Task instructions:
What lines of the data include the string "Stage"? Copy them all.

Exercise materials:
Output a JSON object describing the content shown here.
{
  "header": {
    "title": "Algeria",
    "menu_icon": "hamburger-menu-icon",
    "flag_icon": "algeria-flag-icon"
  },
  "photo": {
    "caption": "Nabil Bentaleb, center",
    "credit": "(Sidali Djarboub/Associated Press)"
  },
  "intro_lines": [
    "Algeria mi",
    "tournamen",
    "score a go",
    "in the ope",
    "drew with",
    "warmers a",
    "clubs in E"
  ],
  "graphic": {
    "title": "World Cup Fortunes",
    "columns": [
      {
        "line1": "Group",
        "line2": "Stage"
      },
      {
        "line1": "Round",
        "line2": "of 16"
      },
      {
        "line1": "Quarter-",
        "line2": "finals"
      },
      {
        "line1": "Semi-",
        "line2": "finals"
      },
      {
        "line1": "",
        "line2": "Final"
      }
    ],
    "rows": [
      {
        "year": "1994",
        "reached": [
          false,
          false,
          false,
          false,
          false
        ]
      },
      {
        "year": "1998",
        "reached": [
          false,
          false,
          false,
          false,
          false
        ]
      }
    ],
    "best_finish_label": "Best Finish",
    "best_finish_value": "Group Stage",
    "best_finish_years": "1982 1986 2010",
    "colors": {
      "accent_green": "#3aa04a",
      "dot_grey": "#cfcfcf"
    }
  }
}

Response to this exercise:
        "line2": "Stage"
    "best_finish_value": "Group Stage",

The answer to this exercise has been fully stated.